Locate every line in the material below that has the word "your". Copy each of those lines.

(Data excerpts)

-------

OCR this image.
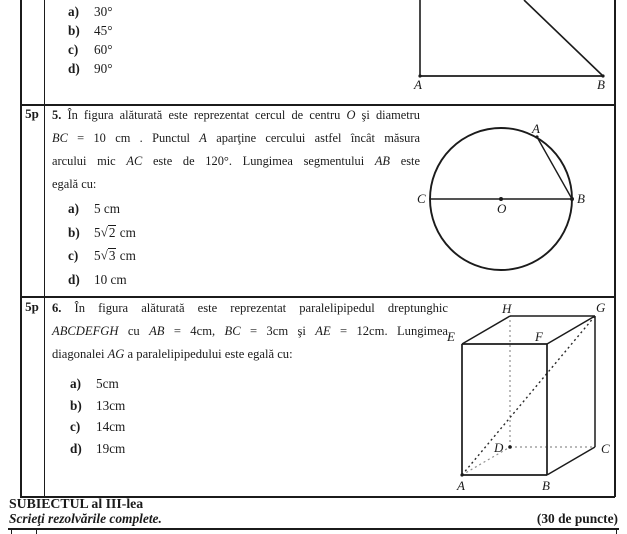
a)	30°
b)	45°
c)	60°
d)	90°
A	B
5p	5. În figura alăturată este reprezentat cercul de centru O şi diametru
BC = 10 cm . Punctul A aparţine cercului astfel încât măsura
arcului mic AC este de 120°. Lungimea segmentului AB este
egală cu:
a)	5 cm
b)	5√2 cm
c)	5√3 cm
d)	10 cm
C
A
B
O
5p	6. În figura alăturată este reprezentat paralelipipedul dreptunghic
ABCDEFGH cu AB = 4cm, BC = 3cm şi AE = 12cm. Lungimea
diagonalei AG a paralelipipedului este egală cu:
a)	5cm
b)	13cm
c)	14cm
d)	19cm
A	B
C
D
E	F
H	G
SUBIECTUL al III-lea
Scrieţi rezolvările complete.	(30 de puncte)
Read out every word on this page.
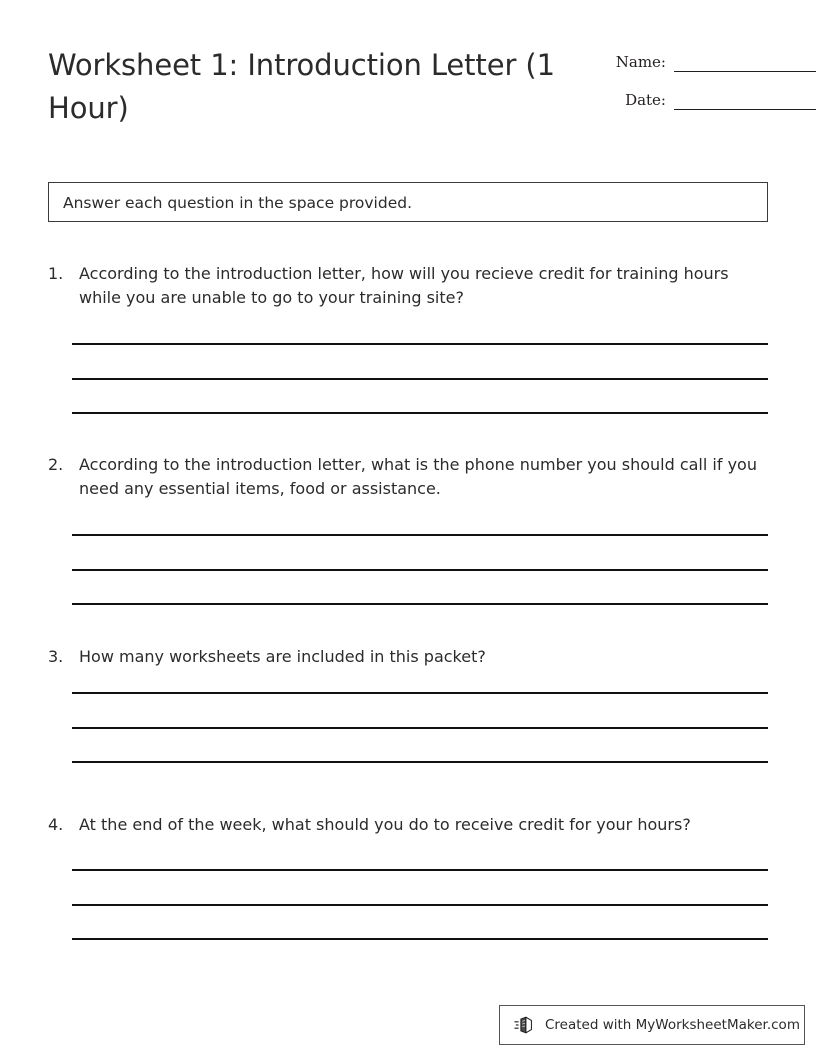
Worksheet 1: Introduction Letter (1 Hour)
Name:
Date:
Answer each question in the space provided.
1. According to the introduction letter, how will you recieve credit for training hours while you are unable to go to your training site?
2. According to the introduction letter, what is the phone number you should call if you need any essential items, food or assistance.
3. How many worksheets are included in this packet?
4. At the end of the week, what should you do to receive credit for your hours?
Created with MyWorksheetMaker.com
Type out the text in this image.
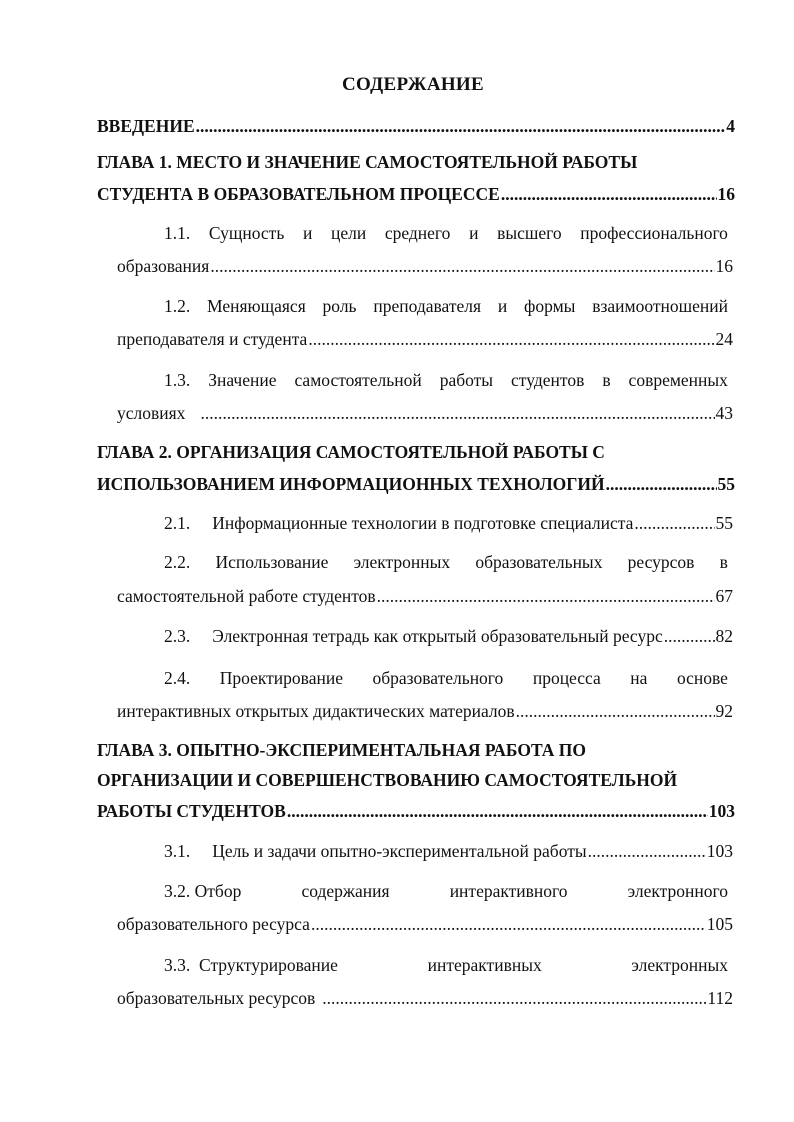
СОДЕРЖАНИЕ
ВВЕДЕНИЕ .....	4
ГЛАВА 1. МЕСТО И ЗНАЧЕНИЕ САМОСТОЯТЕЛЬНОЙ РАБОТЫ
СТУДЕНТА В ОБРАЗОВАТЕЛЬНОМ ПРОЦЕССЕ .....	16
1.1. Сущность и цели среднего и высшего профессионального
образования .....	16
1.2. Меняющаяся роль преподавателя и формы взаимоотношений
преподавателя и студента .....	24
1.3. Значение самостоятельной работы студентов в современных
условиях .....	43
ГЛАВА 2. ОРГАНИЗАЦИЯ САМОСТОЯТЕЛЬНОЙ РАБОТЫ С
ИСПОЛЬЗОВАНИЕМ ИНФОРМАЦИОННЫХ ТЕХНОЛОГИЙ .....	55
2.1. Информационные технологии в подготовке специалиста .....	55
2.2. Использование электронных образовательных ресурсов в
самостоятельной работе студентов .....	67
2.3. Электронная тетрадь как открытый образовательный ресурс .....	82
2.4. Проектирование образовательного процесса на основе
интерактивных открытых дидактических материалов .....	92
ГЛАВА 3. ОПЫТНО-ЭКСПЕРИМЕНТАЛЬНАЯ РАБОТА ПО
ОРГАНИЗАЦИИ И СОВЕРШЕНСТВОВАНИЮ САМОСТОЯТЕЛЬНОЙ
РАБОТЫ СТУДЕНТОВ .....	103
3.1. Цель и задачи опытно-экспериментальной работы .....	103
3.2. Отбор	содержания	интерактивного	электронного
образовательного ресурса .....	105
3.3. Структурирование	интерактивных	электронных
образовательных ресурсов .....	112
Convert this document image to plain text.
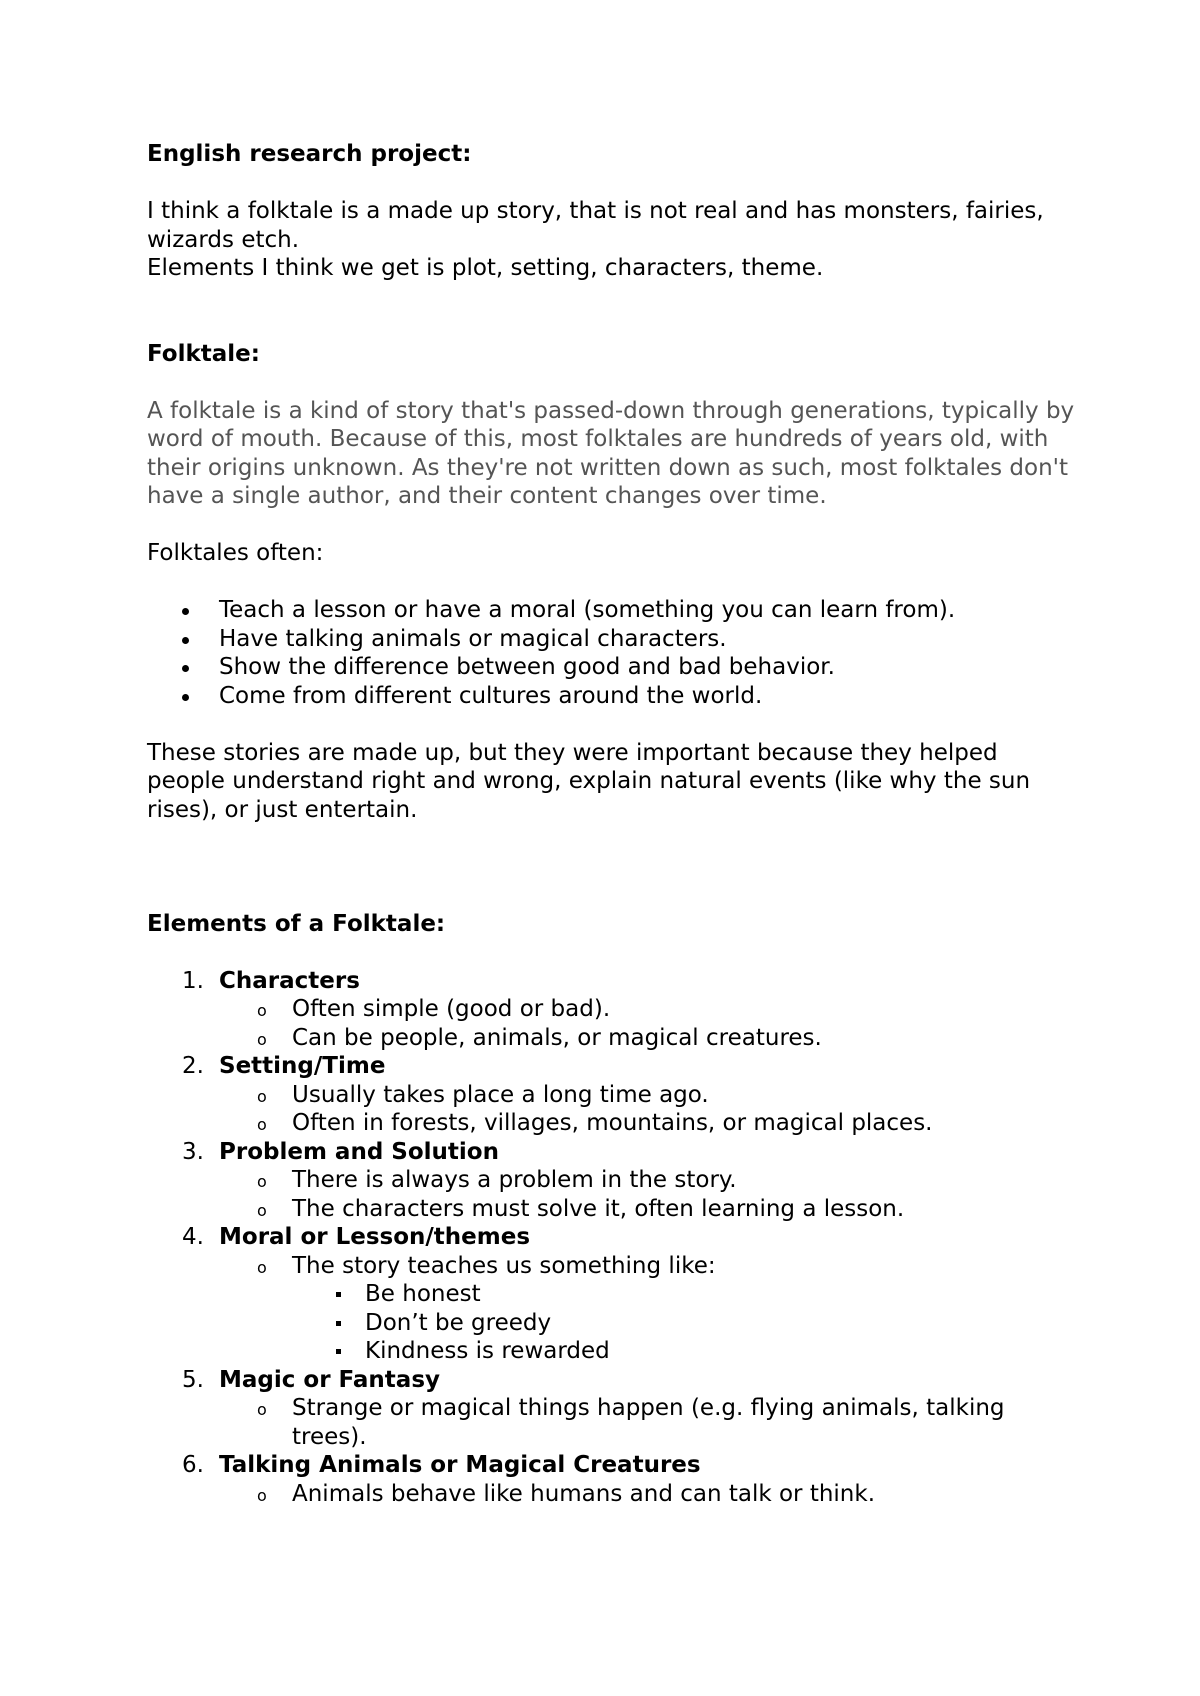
English research project:

I think a folktale is a made up story, that is not real and has monsters, fairies, wizards etch.

Elements I think we get is plot, setting, characters, theme.

Folktale:

A folktale is a kind of story that's passed-down through generations, typically by word of mouth. Because of this, most folktales are hundreds of years old, with their origins unknown. As they're not written down as such, most folktales don't have a single author, and their content changes over time.

Folktales often:

Teach a lesson or have a moral (something you can learn from).
Have talking animals or magical characters.
Show the difference between good and bad behavior.
Come from different cultures around the world.

These stories are made up, but they were important because they helped people understand right and wrong, explain natural events (like why the sun rises), or just entertain.

Elements of a Folktale:

1. Characters
o Often simple (good or bad).
o Can be people, animals, or magical creatures.
2. Setting/Time
o Usually takes place a long time ago.
o Often in forests, villages, mountains, or magical places.
3. Problem and Solution
o There is always a problem in the story.
o The characters must solve it, often learning a lesson.
4. Moral or Lesson/themes
o The story teaches us something like:
Be honest
Don’t be greedy
Kindness is rewarded
5. Magic or Fantasy
o Strange or magical things happen (e.g. flying animals, talking trees).
6. Talking Animals or Magical Creatures
o Animals behave like humans and can talk or think.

-------

RESPONSE TO THIS EXERCISE:
1. According to the introduction letter, how will you recieve credit for training hours while you are unable to go to your training site?
4. At the end of the week, what should you do to receive credit for your hours?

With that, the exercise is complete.